◆ Task objective ◆
Quote the whole listing word for word. Do not include the pictures.

(Rows from a figure dataset)

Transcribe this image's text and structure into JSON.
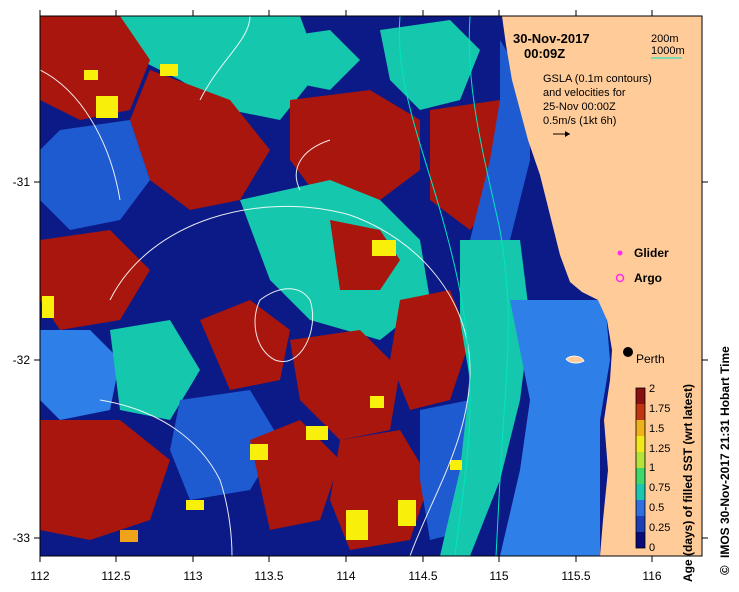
{
  "header": {
    "date": "30-Nov-2017",
    "time": "00:09Z"
  },
  "legend": {
    "contour_200": "200m",
    "contour_1000": "1000m",
    "contour_color": "#00e5c0",
    "gsla_line1": "GSLA (0.1m contours)",
    "gsla_line2": "and velocities for",
    "gsla_line3": "25-Nov 00:00Z",
    "gsla_line4": "0.5m/s (1kt 6h)",
    "glider_label": "Glider",
    "argo_label": "Argo",
    "glider_color": "#ff2cf0",
    "argo_color": "#ff2cf0"
  },
  "places": {
    "perth": "Perth"
  },
  "axes": {
    "x_ticks": [
      "112",
      "112.5",
      "113",
      "113.5",
      "114",
      "114.5",
      "115",
      "115.5",
      "116"
    ],
    "y_ticks": [
      "-31",
      "-32",
      "-33"
    ]
  },
  "colorbar": {
    "title": "Age (days) of filled SST (wrt latest)",
    "ticks": [
      "2",
      "1.75",
      "1.5",
      "1.25",
      "1",
      "0.75",
      "0.5",
      "0.25",
      "0"
    ],
    "colors": [
      "#0a0a78",
      "#1e3fb4",
      "#2f6fe0",
      "#1ac6b0",
      "#3fd66a",
      "#b6e33a",
      "#f2e81a",
      "#f0b21a",
      "#c0350f",
      "#8a0f0f"
    ]
  },
  "credit": "IMOS 30-Nov-2017 21:31 Hobart Time",
  "copyright_symbol": "©",
  "colors": {
    "land": "#ffcc99",
    "sea_deep": "#0b1a86",
    "sea_blue": "#1f5bd0",
    "sea_mid": "#2f7fe8",
    "teal": "#15c7ad",
    "red": "#a8160d",
    "darkred": "#7f0c0c",
    "yellow": "#f8ef0a",
    "orange": "#f0a21a"
  }
}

◆ The completed task ◆
Transcribe this image's text and structure into JSON.
{
  "header": {
    "date": "30-Nov-2017",
    "time": "00:09Z"
  },
  "legend": {
    "contour_200": "200m",
    "contour_1000": "1000m",
    "contour_color": "#00e5c0",
    "gsla_line1": "GSLA (0.1m contours)",
    "gsla_line2": "and velocities for",
    "gsla_line3": "25-Nov 00:00Z",
    "gsla_line4": "0.5m/s (1kt 6h)",
    "glider_label": "Glider",
    "argo_label": "Argo",
    "glider_color": "#ff2cf0",
    "argo_color": "#ff2cf0"
  },
  "places": {
    "perth": "Perth"
  },
  "axes": {
    "x_ticks": [
      "112",
      "112.5",
      "113",
      "113.5",
      "114",
      "114.5",
      "115",
      "115.5",
      "116"
    ],
    "y_ticks": [
      "-31",
      "-32",
      "-33"
    ]
  },
  "colorbar": {
    "title": "Age (days) of filled SST (wrt latest)",
    "ticks": [
      "2",
      "1.75",
      "1.5",
      "1.25",
      "1",
      "0.75",
      "0.5",
      "0.25",
      "0"
    ],
    "colors": [
      "#0a0a78",
      "#1e3fb4",
      "#2f6fe0",
      "#1ac6b0",
      "#3fd66a",
      "#b6e33a",
      "#f2e81a",
      "#f0b21a",
      "#c0350f",
      "#8a0f0f"
    ]
  },
  "credit": "IMOS 30-Nov-2017 21:31 Hobart Time",
  "copyright_symbol": "©",
  "colors": {
    "land": "#ffcc99",
    "sea_deep": "#0b1a86",
    "sea_blue": "#1f5bd0",
    "sea_mid": "#2f7fe8",
    "teal": "#15c7ad",
    "red": "#a8160d",
    "darkred": "#7f0c0c",
    "yellow": "#f8ef0a",
    "orange": "#f0a21a"
  }
}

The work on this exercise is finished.